Prompt: Check every line below for the word "взвешивают" and give only the number of lines where it appears.

Data for processing:
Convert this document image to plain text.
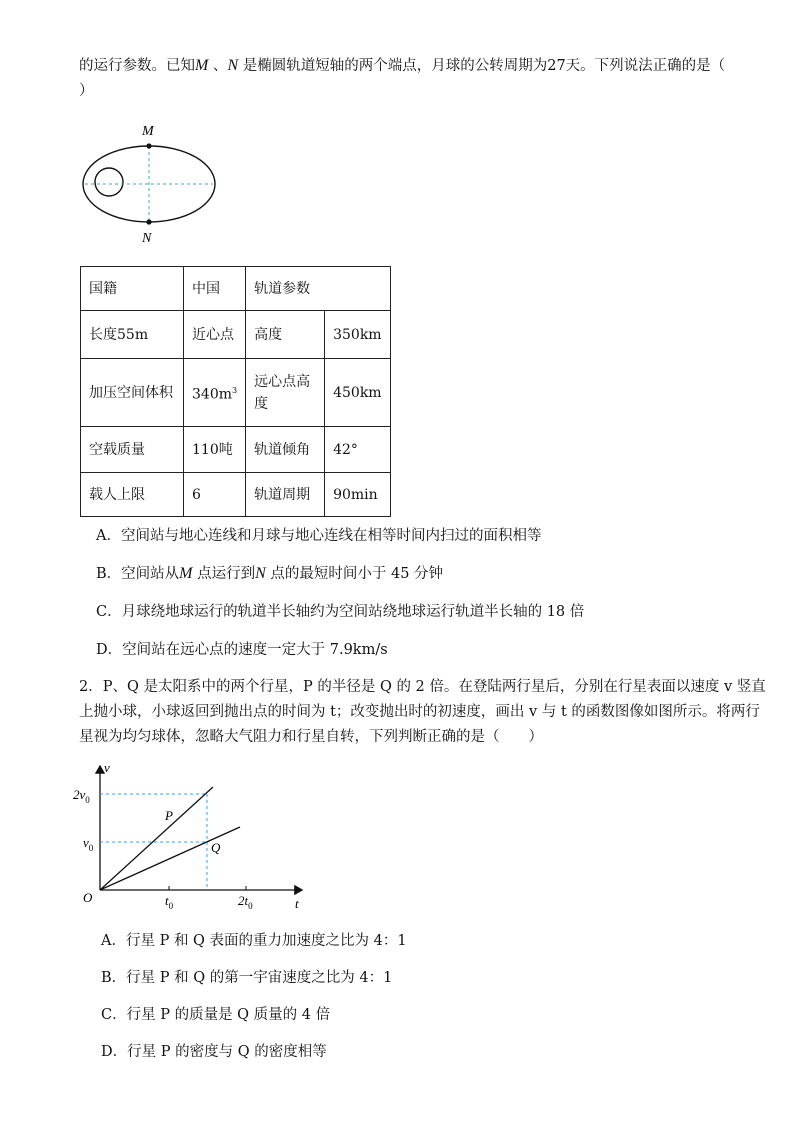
的运行参数。已知M 、N 是椭圆轨道短轴的两个端点，月球的公转周期为27天。下列说法正确的是（
）
M
N
国籍	中国	轨道参数	
长度55m	近心点	高度	350km
加压空间体积	$340m^3$	远心点高度	450km
空载质量	110吨	轨道倾角	42°
载人上限	6	轨道周期	90min
A．空间站与地心连线和月球与地心连线在相等时间内扫过的面积相等
B．空间站从M 点运行到N 点的最短时间小于 45 分钟
C．月球绕地球运行的轨道半长轴约为空间站绕地球运行轨道半长轴的 18 倍
D．空间站在远心点的速度一定大于 7.9km/s
2．P、Q 是太阳系中的两个行星，P 的半径是 Q 的 2 倍。在登陆两行星后，分别在行星表面以速度 v 竖直
上抛小球，小球返回到抛出点的时间为 t；改变抛出时的初速度，画出 v 与 t 的函数图像如图所示。将两行
星视为均匀球体，忽略大气阻力和行星自转，下列判断正确的是（　　）
v
t
O
$2v_0$
$v_0$
$t_0$	$2t_0$
P
Q
A．行星 P 和 Q 表面的重力加速度之比为 4：1
B．行星 P 和 Q 的第一宇宙速度之比为 4：1
C．行星 P 的质量是 Q 质量的 4 倍
D．行星 P 的密度与 Q 的密度相等
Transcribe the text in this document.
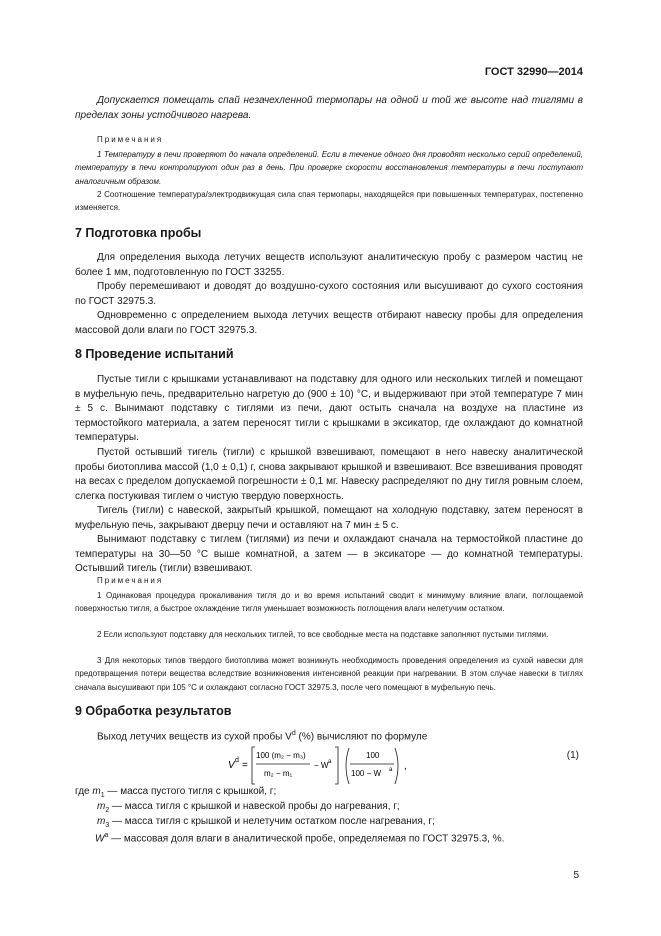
ГОСТ 32990—2014

Допускается помещать спай незачехленной термопары на одной и той же высоте над тиглями в пределах зоны устойчивого нагрева.

Примечания

1 Температуру в печи проверяют до начала определений. Если в течение одного дня проводят несколько серий определений, температуру в печи контролируют один раз в день. При проверке скорости восстановления температуры в печи поступают аналогичным образом.

2 Соотношение температура/электродвижущая сила спая термопары, находящейся при повышенных температурах, постепенно изменяется.

7 Подготовка пробы

Для определения выхода летучих веществ используют аналитическую пробу с размером частиц не более 1 мм, подготовленную по ГОСТ 33255.

Пробу перемешивают и доводят до воздушно-сухого состояния или высушивают до сухого состояния по ГОСТ 32975.3.

Одновременно с определением выхода летучих веществ отбирают навеску пробы для определения массовой доли влаги по ГОСТ 32975.3.

8 Проведение испытаний

Пустые тигли с крышками устанавливают на подставку для одного или нескольких тиглей и помещают в муфельную печь, предварительно нагретую до (900 ± 10) °C, и выдерживают при этой температуре 7 мин ± 5 с. Вынимают подставку с тиглями из печи, дают остыть сначала на воздухе на пластине из термостойкого материала, а затем переносят тигли с крышками в эксикатор, где охлаждают до комнатной температуры.

Пустой остывший тигель (тигли) с крышкой взвешивают, помещают в него навеску аналитической пробы биотоплива массой (1,0 ± 0,1) г, снова закрывают крышкой и взвешивают. Все взвешивания проводят на весах с пределом допускаемой погрешности ± 0,1 мг. Навеску распределяют по дну тигля ровным слоем, слегка постукивая тиглем о чистую твердую поверхность.

Тигель (тигли) с навеской, закрытый крышкой, помещают на холодную подставку, затем переносят в муфельную печь, закрывают дверцу печи и оставляют на 7 мин ± 5 с.

Вынимают подставку с тиглем (тиглями) из печи и охлаждают сначала на термостойкой пластине до температуры на 30—50 °C выше комнатной, а затем — в эксикаторе — до комнатной температуры. Остывший тигель (тигли) взвешивают.

Примечания

1 Одинаковая процедура прокаливания тигля до и во время испытаний сводит к минимуму влияние влаги, поглощаемой поверхностью тигля, а быстрое охлаждение тигля уменьшает возможность поглощения влаги нелетучим остатком.

2 Если используют подставку для нескольких тиглей, то все свободные места на подставке заполняют пустыми тиглями.

3 Для некоторых типов твердого биотоплива может возникнуть необходимость проведения определения из сухой навески для предотвращения потери вещества вследствие возникновения интенсивной реакции при нагревании. В этом случае навески в тиглях сначала высушивают при 105 °C и охлаждают согласно ГОСТ 32975.3, после чего помещают в муфельную печь.

9 Обработка результатов
Выход летучих веществ из сухой пробы $V^d$ (%) вычисляют по формуле
V d =
100 (m₂ − m₃)
m₂ − m₁
− W a
100
100 − W a ,
(1)
где $m_1$ — масса пустого тигля с крышкой, г;
$m_2$ — масса тигля с крышкой и навеской пробы до нагревания, г;
$m_3$ — масса тигля с крышкой и нелетучим остатком после нагревания, г;
$W^a$ — массовая доля влаги в аналитической пробе, определяемая по ГОСТ 32975.3, %.
5
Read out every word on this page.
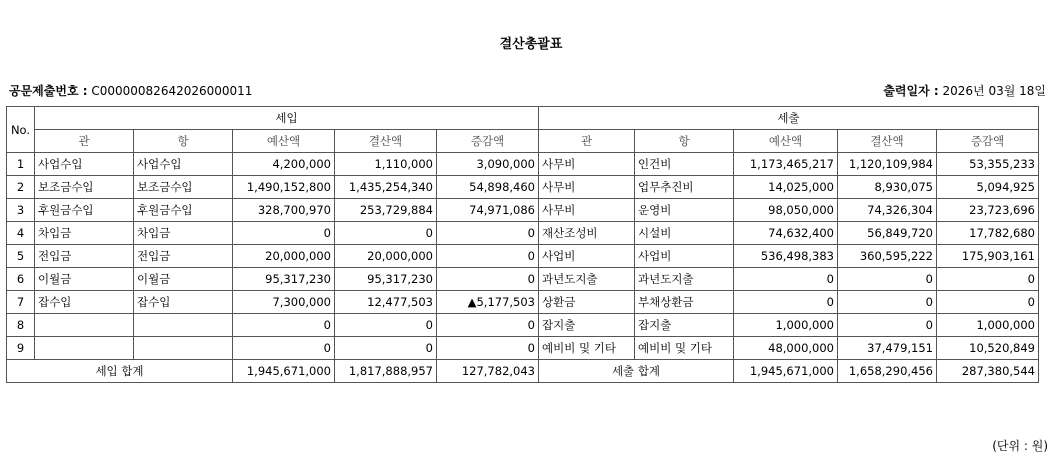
결산총괄표
공문제출번호 : C00000082642026000011	출력일자 : 2026년 03월 18일
No.	세입					세출				
	관	항	예산액	결산액	증감액	관	항	예산액	결산액	증감액
1	사업수입	사업수입	4,200,000	1,110,000	3,090,000	사무비	인건비	1,173,465,217	1,120,109,984	53,355,233
2	보조금수입	보조금수입	1,490,152,800	1,435,254,340	54,898,460	사무비	업무추진비	14,025,000	8,930,075	5,094,925
3	후원금수입	후원금수입	328,700,970	253,729,884	74,971,086	사무비	운영비	98,050,000	74,326,304	23,723,696
4	차입금	차입금	0	0	0	재산조성비	시설비	74,632,400	56,849,720	17,782,680
5	전입금	전입금	20,000,000	20,000,000	0	사업비	사업비	536,498,383	360,595,222	175,903,161
6	이월금	이월금	95,317,230	95,317,230	0	과년도지출	과년도지출	0	0	0
7	잡수입	잡수입	7,300,000	12,477,503	▲5,177,503	상환금	부채상환금	0	0	0
8			0	0	0	잡지출	잡지출	1,000,000	0	1,000,000
9			0	0	0	예비비 및 기타	예비비 및 기타	48,000,000	37,479,151	10,520,849
세입 합계			1,945,671,000	1,817,888,957	127,782,043	세출 합계		1,945,671,000	1,658,290,456	287,380,544
(단위 : 원)
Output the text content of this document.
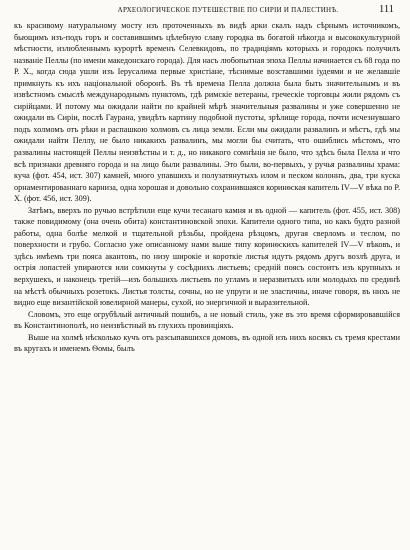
АРХЕОЛОГИЧЕСКОЕ ПУТЕШЕСТВІЕ ПО СИРІИ И ПАЛЕСТИНѢ.	111

къ красивому натуральному мосту изъ проточенныхъ въ видѣ арки скалъ надъ сѣрнымъ источникомъ, бьющимъ изъ-подъ горъ и составившимъ цѣлебную славу городка въ богатой нѣкогда и высококультурной мѣстности, излюбленнымъ курортѣ временъ Селевкидовъ, по традиціямъ которыхъ и городокъ получилъ названіе Пеллы (по имени македонскаго города). Для насъ любопытная эпоха Пеллы начинается съ 68 года по Р. Х., когда сюда ушли изъ Іерусалима первые христіане, тѣснимые возставшими іудеями и не желавшіе примкнуть къ ихъ національной оборонѣ. Въ тѣ времена Пелла должна была быть значительнымъ и въ извѣстномъ смыслѣ международнымъ пунктомъ, гдѣ римскіе ветераны, греческіе торговцы жили рядомъ съ сирійцами. И потому мы ожидали найти по крайней мѣрѣ значительныя развалины и уже совершенно не ожидали въ Сиріи, послѣ Гаурана, увидѣть картину подобной пустоты, зрѣлище города, почти исчезнувшаго подъ холмомъ отъ рѣки и распашкою холмовъ съ лица земли. Если мы ожидали развалинъ и мѣстъ, гдѣ мы ожидали найти Пеллу, не было никакихъ развалинъ, мы могли бы считать, что ошиблись мѣстомъ, что развалины настоящей Пеллы неизвѣстны и т. д., но никакого сомнѣнія не было, что здѣсь была Пелла и что всѣ признаки древняго города и на лицо были развалины. Это были, во-первыхъ, у ручья развалины храма: куча (фот. 454, ист. 307) камней, много упавшихъ и полузатянутыхъ илом и песком колоннъ, два, три куска орнаментированнаго карниза, одна хорошая и довольно сохранившаяся коринѳская капитель IV—V вѣка по Р. Х. (фот. 456, ист. 309).

Затѣмъ, вверхъ по ручью встрѣтили еще кучи тесанаго камня и въ одной — капитель (фот. 455, ист. 308) также повидимому (она очень обита) константиновской эпохи. Капители одного типа, но какъ будто разной работы, одна болѣе мелкой и тщательной рѣзьбы, пройдена рѣзцомъ, другая сверломъ и теслом, по поверхности и грубо. Согласно уже описанному нами выше типу коринѳскихъ капителей IV—V вѣковъ, и здѣсь имѣемъ три пояса акантовъ, по низу широкіе и короткіе листья идутъ рядомъ другъ возлѣ друга, и острія лопастей упираются или сомкнуты у сосѣднихъ листьевъ; средній поясъ состоитъ изъ крупныхъ и верхушекъ, и наконецъ третій—изъ большихъ листьевъ по угламъ и неразвитыхъ или молодыхъ по срединѣ на мѣстѣ обычныхъ розетокъ. Листья толсты, сочны, но не упруги и не эластичны, иначе говоря, въ нихъ не видно еще византійской ювелирной манеры, сухой, но энергичной и выразительной.

Словомъ, это еще огрубѣлый античный пошибъ, а не новый стиль, уже въ это время сформировавшійся въ Константинополѣ, но неизвѣстный въ глухихъ провинціяхъ.

Выше на холмѣ нѣсколько кучъ отъ разсыпавшихся домовъ, въ одной изъ нихъ косякъ съ тремя крестами въ кругахъ и именемъ Ѳомы, былъ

Expected output: 2